_GIVEN PROBLEM_. Read the lines below. Copy out any that hold the string "JSON".
[start DATASET ENTRIES]
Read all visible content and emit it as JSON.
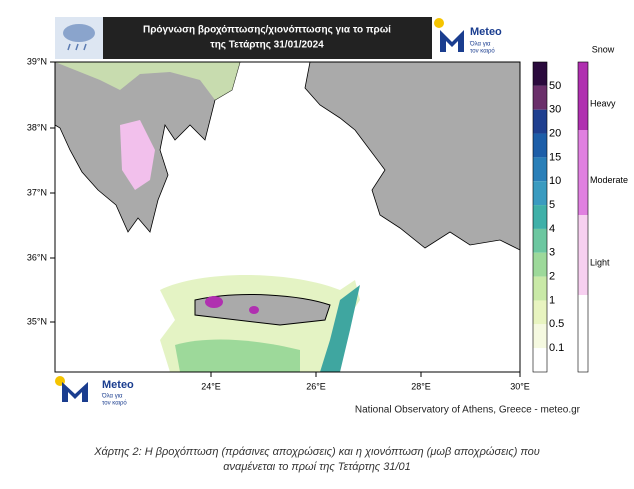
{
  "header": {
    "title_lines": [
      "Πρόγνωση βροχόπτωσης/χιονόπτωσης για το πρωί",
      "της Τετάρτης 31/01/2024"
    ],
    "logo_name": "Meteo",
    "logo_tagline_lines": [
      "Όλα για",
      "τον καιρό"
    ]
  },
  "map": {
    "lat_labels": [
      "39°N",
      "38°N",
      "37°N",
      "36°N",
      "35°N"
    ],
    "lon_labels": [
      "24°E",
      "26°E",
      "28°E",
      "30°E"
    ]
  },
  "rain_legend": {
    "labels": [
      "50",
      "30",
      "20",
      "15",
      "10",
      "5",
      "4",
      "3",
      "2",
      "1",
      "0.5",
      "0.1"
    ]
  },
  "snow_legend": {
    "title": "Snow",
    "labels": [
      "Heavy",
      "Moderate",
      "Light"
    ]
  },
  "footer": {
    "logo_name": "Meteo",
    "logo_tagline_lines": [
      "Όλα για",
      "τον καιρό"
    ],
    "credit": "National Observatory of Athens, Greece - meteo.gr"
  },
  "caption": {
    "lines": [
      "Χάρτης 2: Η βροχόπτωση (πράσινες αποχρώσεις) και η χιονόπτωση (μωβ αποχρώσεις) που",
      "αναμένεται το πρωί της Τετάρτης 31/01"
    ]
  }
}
[end DATASET ENTRIES]
[start DATASET ENTRIES]
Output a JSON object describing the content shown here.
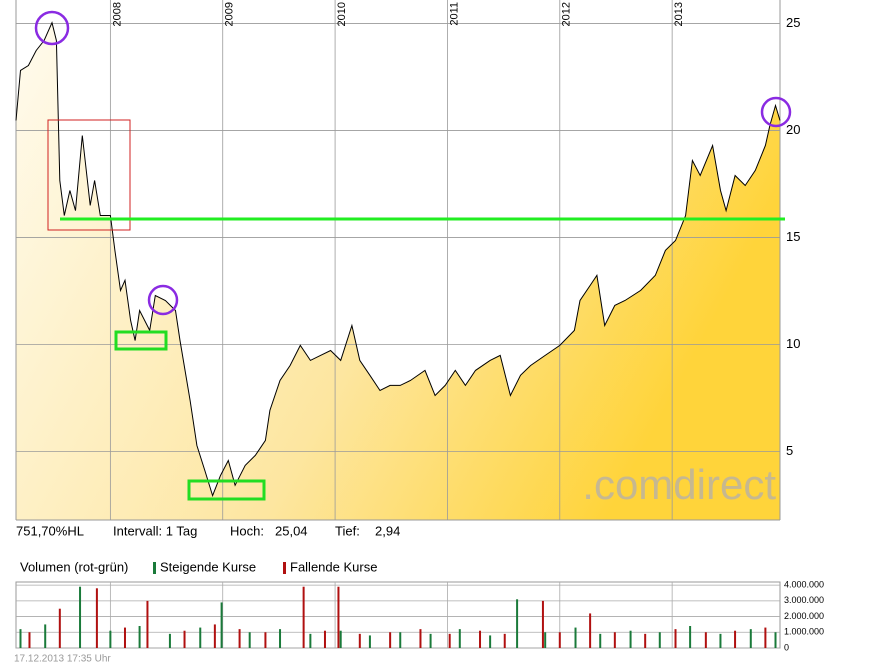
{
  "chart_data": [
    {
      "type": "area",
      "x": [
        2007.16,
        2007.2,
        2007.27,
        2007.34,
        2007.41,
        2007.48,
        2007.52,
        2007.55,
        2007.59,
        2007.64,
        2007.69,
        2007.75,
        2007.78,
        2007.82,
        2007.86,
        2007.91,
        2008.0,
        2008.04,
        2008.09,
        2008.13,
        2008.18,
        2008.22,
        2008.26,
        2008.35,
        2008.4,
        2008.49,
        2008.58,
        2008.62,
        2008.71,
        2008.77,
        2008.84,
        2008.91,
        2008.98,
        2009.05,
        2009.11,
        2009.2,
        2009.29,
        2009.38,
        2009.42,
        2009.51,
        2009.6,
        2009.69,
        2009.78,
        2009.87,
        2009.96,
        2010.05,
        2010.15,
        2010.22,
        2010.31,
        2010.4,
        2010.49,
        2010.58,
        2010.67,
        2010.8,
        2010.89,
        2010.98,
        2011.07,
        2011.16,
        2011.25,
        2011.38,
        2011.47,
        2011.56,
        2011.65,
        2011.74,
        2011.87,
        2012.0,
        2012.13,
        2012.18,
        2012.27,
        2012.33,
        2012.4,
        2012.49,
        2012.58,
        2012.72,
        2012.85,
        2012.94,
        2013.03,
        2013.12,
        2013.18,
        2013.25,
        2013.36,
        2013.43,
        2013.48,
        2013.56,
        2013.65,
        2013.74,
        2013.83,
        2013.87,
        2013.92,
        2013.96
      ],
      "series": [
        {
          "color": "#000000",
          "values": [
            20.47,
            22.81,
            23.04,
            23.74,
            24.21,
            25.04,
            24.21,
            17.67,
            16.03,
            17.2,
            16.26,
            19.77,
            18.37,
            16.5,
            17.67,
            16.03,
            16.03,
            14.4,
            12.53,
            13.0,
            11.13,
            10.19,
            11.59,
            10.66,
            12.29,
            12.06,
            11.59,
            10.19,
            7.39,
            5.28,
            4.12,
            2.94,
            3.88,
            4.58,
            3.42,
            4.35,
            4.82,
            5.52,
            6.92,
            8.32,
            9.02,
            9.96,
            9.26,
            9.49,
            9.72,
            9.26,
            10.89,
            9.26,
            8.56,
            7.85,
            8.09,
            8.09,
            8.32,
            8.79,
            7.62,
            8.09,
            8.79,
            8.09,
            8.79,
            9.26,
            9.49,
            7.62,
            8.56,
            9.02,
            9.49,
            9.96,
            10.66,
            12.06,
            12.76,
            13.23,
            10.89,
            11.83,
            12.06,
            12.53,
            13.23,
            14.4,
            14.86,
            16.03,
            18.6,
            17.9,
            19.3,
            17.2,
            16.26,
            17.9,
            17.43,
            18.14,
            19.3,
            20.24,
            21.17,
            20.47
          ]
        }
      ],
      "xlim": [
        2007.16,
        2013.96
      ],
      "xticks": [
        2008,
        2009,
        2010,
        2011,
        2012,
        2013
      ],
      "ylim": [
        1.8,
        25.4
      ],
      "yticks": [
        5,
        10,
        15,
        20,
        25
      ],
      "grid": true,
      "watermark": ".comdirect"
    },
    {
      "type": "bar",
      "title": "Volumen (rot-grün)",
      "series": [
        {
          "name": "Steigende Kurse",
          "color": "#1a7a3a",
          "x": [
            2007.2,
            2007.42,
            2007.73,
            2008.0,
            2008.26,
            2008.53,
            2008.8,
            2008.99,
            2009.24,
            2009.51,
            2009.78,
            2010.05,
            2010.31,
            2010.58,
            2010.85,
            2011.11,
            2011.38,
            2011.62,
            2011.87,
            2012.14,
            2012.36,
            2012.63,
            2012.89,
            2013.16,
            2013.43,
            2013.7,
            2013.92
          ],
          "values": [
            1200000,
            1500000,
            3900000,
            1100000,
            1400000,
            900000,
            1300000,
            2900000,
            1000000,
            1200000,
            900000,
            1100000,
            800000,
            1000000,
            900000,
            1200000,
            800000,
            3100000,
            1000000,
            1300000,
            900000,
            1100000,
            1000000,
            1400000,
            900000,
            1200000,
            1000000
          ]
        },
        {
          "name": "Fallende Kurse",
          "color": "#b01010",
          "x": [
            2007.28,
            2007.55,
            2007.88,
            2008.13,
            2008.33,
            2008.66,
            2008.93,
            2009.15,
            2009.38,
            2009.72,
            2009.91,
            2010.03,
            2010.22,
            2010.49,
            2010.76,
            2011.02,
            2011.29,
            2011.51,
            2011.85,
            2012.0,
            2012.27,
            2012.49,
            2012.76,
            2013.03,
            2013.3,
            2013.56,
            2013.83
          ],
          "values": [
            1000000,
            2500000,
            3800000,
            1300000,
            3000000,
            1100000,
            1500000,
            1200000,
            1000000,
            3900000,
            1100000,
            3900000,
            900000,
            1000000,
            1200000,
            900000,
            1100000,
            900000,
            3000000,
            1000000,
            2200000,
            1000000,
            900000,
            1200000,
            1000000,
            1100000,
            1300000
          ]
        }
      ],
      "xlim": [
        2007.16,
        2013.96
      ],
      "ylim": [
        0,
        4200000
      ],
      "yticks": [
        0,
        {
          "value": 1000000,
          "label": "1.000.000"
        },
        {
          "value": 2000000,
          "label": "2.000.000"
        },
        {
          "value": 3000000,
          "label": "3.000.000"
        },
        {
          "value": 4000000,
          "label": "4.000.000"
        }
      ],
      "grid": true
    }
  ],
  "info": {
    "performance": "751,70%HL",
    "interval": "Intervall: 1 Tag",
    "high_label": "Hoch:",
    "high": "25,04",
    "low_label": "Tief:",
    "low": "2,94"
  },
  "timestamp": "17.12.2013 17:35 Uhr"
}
[end DATASET ENTRIES]
_CORRECT OUTPUT_.
Read all visible content and emit it as JSON.
Output a JSON object describing the content shown here.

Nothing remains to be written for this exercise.